Go through the entries and transcribe each one exactly, dropping the pictures.

Start ENTRIES PROVIDED

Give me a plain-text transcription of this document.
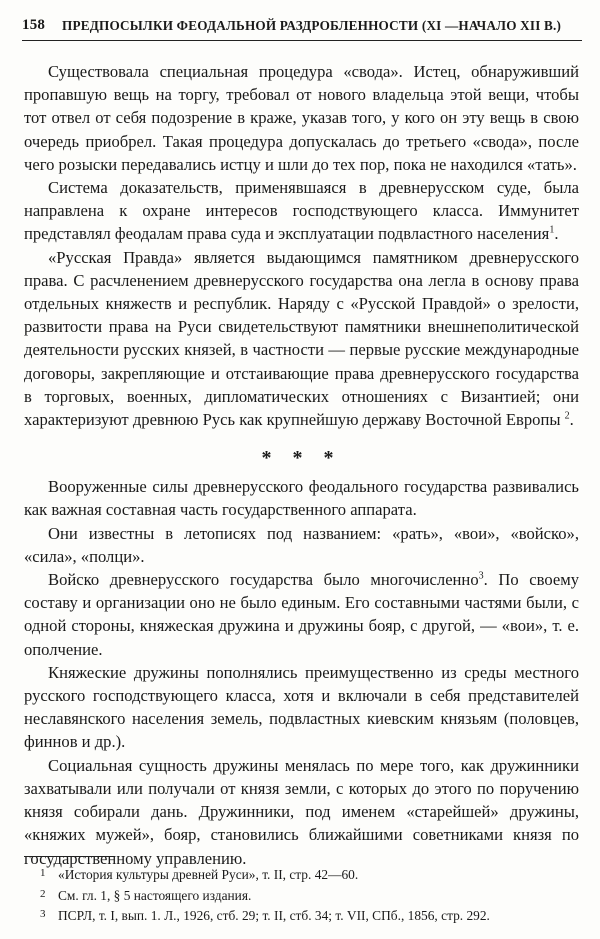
158 ПРЕДПОСЫЛКИ ФЕОДАЛЬНОЙ РАЗДРОБЛЕННОСТИ (XI —НАЧАЛО XII В.)

Существовала специальная процедура «свода». Истец, обнаруживший пропавшую вещь на торгу, требовал от нового владельца этой вещи, чтобы тот отвел от себя подозрение в краже, указав того, у кого он эту вещь в свою очередь приобрел. Такая процедура допускалась до третьего «свода», после чего розыски передавались истцу и шли до тех пор, пока не находился «тать».

Система доказательств, применявшаяся в древнерусском суде, была направлена к охране интересов господствующего класса. Иммунитет представлял феодалам права суда и эксплуатации подвластного населения$^1$.

«Русская Правда» является выдающимся памятником древнерусского права. С расчленением древнерусского государства она легла в основу права отдельных княжеств и республик. Наряду с «Русской Правдой» о зрелости, развитости права на Руси свидетельствуют памятники внешнеполитической деятельности русских князей, в частности — первые русские международные договоры, закрепляющие и отстаивающие права древнерусского государства в торговых, военных, дипломатических отношениях с Византией; они характеризуют древнюю Русь как крупнейшую державу Восточной Европы $^2$.

* * *

Вооруженные силы древнерусского феодального государства развивались как важная составная часть государственного аппарата.

Они известны в летописях под названием: «рать», «вои», «войско», «сила», «полци».

Войско древнерусского государства было многочисленно$^3$. По своему составу и организации оно не было единым. Его составными частями были, с одной стороны, княжеская дружина и дружины бояр, с другой, — «вои», т. е. ополчение.

Княжеские дружины пополнялись преимущественно из среды местного русского господствующего класса, хотя и включали в себя представителей неславянского населения земель, подвластных киевским князьям (половцев, финнов и др.).

Социальная сущность дружины менялась по мере того, как дружинники захватывали или получали от князя земли, с которых до этого по поручению князя собирали дань. Дружинники, под именем «старейшей» дружины, «княжих мужей», бояр, становились ближайшими советниками князя по государственному управлению.

1 «История культуры древней Руси», т. II, стр. 42—60.
2 См. гл. 1, § 5 настоящего издания.
3 ПСРЛ, т. I, вып. 1. Л., 1926, стб. 29; т. II, стб. 34; т. VII, СПб., 1856, стр. 292.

End ENTRIES PROVIDED

▶ [RESPONSE]:
Give me a plain-text transcription of this document.
158 ПРЕДПОСЫЛКИ ФЕОДАЛЬНОЙ РАЗДРОБЛЕННОСТИ (XI —НАЧАЛО XII В.)

Существовала специальная процедура «свода». Истец, обнаруживший пропавшую вещь на торгу, требовал от нового владельца этой вещи, чтобы тот отвел от себя подозрение в краже, указав того, у кого он эту вещь в свою очередь приобрел. Такая процедура допускалась до третьего «свода», после чего розыски передавались истцу и шли до тех пор, пока не находился «тать».

Система доказательств, применявшаяся в древнерусском суде, была направлена к охране интересов господствующего класса. Иммунитет представлял феодалам права суда и эксплуатации подвластного населения$^1$.

«Русская Правда» является выдающимся памятником древнерусского права. С расчленением древнерусского государства она легла в основу права отдельных княжеств и республик. Наряду с «Русской Правдой» о зрелости, развитости права на Руси свидетельствуют памятники внешнеполитической деятельности русских князей, в частности — первые русские международные договоры, закрепляющие и отстаивающие права древнерусского государства в торговых, военных, дипломатических отношениях с Византией; они характеризуют древнюю Русь как крупнейшую державу Восточной Европы $^2$.

* * *

Вооруженные силы древнерусского феодального государства развивались как важная составная часть государственного аппарата.

Они известны в летописях под названием: «рать», «вои», «войско», «сила», «полци».

Войско древнерусского государства было многочисленно$^3$. По своему составу и организации оно не было единым. Его составными частями были, с одной стороны, княжеская дружина и дружины бояр, с другой, — «вои», т. е. ополчение.

Княжеские дружины пополнялись преимущественно из среды местного русского господствующего класса, хотя и включали в себя представителей неславянского населения земель, подвластных киевским князьям (половцев, финнов и др.).

Социальная сущность дружины менялась по мере того, как дружинники захватывали или получали от князя земли, с которых до этого по поручению князя собирали дань. Дружинники, под именем «старейшей» дружины, «княжих мужей», бояр, становились ближайшими советниками князя по государственному управлению.

1 «История культуры древней Руси», т. II, стр. 42—60.
2 См. гл. 1, § 5 настоящего издания.
3 ПСРЛ, т. I, вып. 1. Л., 1926, стб. 29; т. II, стб. 34; т. VII, СПб., 1856, стр. 292.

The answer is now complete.